[WORK TO COMPLETE] Give the listing again in full, exactly as written.

[RECORDS FOR THIS TASK]
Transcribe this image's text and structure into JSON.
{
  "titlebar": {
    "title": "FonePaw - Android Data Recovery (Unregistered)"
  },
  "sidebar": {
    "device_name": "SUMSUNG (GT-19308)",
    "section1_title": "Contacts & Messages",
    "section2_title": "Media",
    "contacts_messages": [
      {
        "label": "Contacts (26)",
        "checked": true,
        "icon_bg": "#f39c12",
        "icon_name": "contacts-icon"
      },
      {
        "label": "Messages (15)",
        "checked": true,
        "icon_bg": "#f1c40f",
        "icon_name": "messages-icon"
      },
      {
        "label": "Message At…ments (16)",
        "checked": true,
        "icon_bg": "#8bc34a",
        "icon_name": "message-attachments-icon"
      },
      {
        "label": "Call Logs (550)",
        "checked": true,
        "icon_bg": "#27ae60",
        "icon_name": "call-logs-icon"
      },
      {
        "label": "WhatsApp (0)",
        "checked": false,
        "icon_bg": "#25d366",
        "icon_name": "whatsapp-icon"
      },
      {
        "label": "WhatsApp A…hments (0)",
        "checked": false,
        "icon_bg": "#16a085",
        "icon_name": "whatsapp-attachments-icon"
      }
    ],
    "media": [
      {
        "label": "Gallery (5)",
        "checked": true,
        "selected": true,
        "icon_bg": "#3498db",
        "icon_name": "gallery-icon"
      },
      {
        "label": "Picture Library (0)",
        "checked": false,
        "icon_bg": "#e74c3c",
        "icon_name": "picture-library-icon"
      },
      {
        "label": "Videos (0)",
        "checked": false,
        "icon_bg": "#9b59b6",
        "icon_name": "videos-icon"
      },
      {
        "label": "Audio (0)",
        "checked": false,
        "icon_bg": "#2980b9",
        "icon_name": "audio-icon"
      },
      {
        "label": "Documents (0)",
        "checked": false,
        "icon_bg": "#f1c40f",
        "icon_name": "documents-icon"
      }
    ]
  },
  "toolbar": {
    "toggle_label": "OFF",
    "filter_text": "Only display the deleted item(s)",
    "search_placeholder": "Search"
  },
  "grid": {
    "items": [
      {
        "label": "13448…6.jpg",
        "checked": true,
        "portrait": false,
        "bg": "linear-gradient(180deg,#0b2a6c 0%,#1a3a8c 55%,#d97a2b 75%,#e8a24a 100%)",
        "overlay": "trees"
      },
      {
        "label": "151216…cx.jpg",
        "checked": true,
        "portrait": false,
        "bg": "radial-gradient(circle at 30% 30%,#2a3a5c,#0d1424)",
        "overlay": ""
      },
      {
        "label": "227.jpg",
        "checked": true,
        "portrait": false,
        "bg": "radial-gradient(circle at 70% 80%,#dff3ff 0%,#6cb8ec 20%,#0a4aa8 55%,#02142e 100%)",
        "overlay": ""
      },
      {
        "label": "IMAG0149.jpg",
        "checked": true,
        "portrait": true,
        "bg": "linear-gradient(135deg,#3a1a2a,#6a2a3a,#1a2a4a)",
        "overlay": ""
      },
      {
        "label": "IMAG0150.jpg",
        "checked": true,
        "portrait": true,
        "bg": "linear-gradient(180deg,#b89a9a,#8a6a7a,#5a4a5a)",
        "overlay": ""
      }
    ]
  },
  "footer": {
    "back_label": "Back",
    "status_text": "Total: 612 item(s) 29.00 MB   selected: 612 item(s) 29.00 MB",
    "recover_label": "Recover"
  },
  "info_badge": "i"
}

[SOLUTION TO THIS PROBLEM]
Transcribe this image's text and structure into JSON.
{
  "titlebar": {
    "title": "FonePaw - Android Data Recovery (Unregistered)"
  },
  "sidebar": {
    "device_name": "SUMSUNG (GT-19308)",
    "section1_title": "Contacts & Messages",
    "section2_title": "Media",
    "contacts_messages": [
      {
        "label": "Contacts (26)",
        "checked": true,
        "icon_bg": "#f39c12",
        "icon_name": "contacts-icon"
      },
      {
        "label": "Messages (15)",
        "checked": true,
        "icon_bg": "#f1c40f",
        "icon_name": "messages-icon"
      },
      {
        "label": "Message At…ments (16)",
        "checked": true,
        "icon_bg": "#8bc34a",
        "icon_name": "message-attachments-icon"
      },
      {
        "label": "Call Logs (550)",
        "checked": true,
        "icon_bg": "#27ae60",
        "icon_name": "call-logs-icon"
      },
      {
        "label": "WhatsApp (0)",
        "checked": false,
        "icon_bg": "#25d366",
        "icon_name": "whatsapp-icon"
      },
      {
        "label": "WhatsApp A…hments (0)",
        "checked": false,
        "icon_bg": "#16a085",
        "icon_name": "whatsapp-attachments-icon"
      }
    ],
    "media": [
      {
        "label": "Gallery (5)",
        "checked": true,
        "selected": true,
        "icon_bg": "#3498db",
        "icon_name": "gallery-icon"
      },
      {
        "label": "Picture Library (0)",
        "checked": false,
        "icon_bg": "#e74c3c",
        "icon_name": "picture-library-icon"
      },
      {
        "label": "Videos (0)",
        "checked": false,
        "icon_bg": "#9b59b6",
        "icon_name": "videos-icon"
      },
      {
        "label": "Audio (0)",
        "checked": false,
        "icon_bg": "#2980b9",
        "icon_name": "audio-icon"
      },
      {
        "label": "Documents (0)",
        "checked": false,
        "icon_bg": "#f1c40f",
        "icon_name": "documents-icon"
      }
    ]
  },
  "toolbar": {
    "toggle_label": "OFF",
    "filter_text": "Only display the deleted item(s)",
    "search_placeholder": "Search"
  },
  "grid": {
    "items": [
      {
        "label": "13448…6.jpg",
        "checked": true,
        "portrait": false,
        "bg": "linear-gradient(180deg,#0b2a6c 0%,#1a3a8c 55%,#d97a2b 75%,#e8a24a 100%)",
        "overlay": "trees"
      },
      {
        "label": "151216…cx.jpg",
        "checked": true,
        "portrait": false,
        "bg": "radial-gradient(circle at 30% 30%,#2a3a5c,#0d1424)",
        "overlay": ""
      },
      {
        "label": "227.jpg",
        "checked": true,
        "portrait": false,
        "bg": "radial-gradient(circle at 70% 80%,#dff3ff 0%,#6cb8ec 20%,#0a4aa8 55%,#02142e 100%)",
        "overlay": ""
      },
      {
        "label": "IMAG0149.jpg",
        "checked": true,
        "portrait": true,
        "bg": "linear-gradient(135deg,#3a1a2a,#6a2a3a,#1a2a4a)",
        "overlay": ""
      },
      {
        "label": "IMAG0150.jpg",
        "checked": true,
        "portrait": true,
        "bg": "linear-gradient(180deg,#b89a9a,#8a6a7a,#5a4a5a)",
        "overlay": ""
      }
    ]
  },
  "footer": {
    "back_label": "Back",
    "status_text": "Total: 612 item(s) 29.00 MB   selected: 612 item(s) 29.00 MB",
    "recover_label": "Recover"
  },
  "info_badge": "i"
}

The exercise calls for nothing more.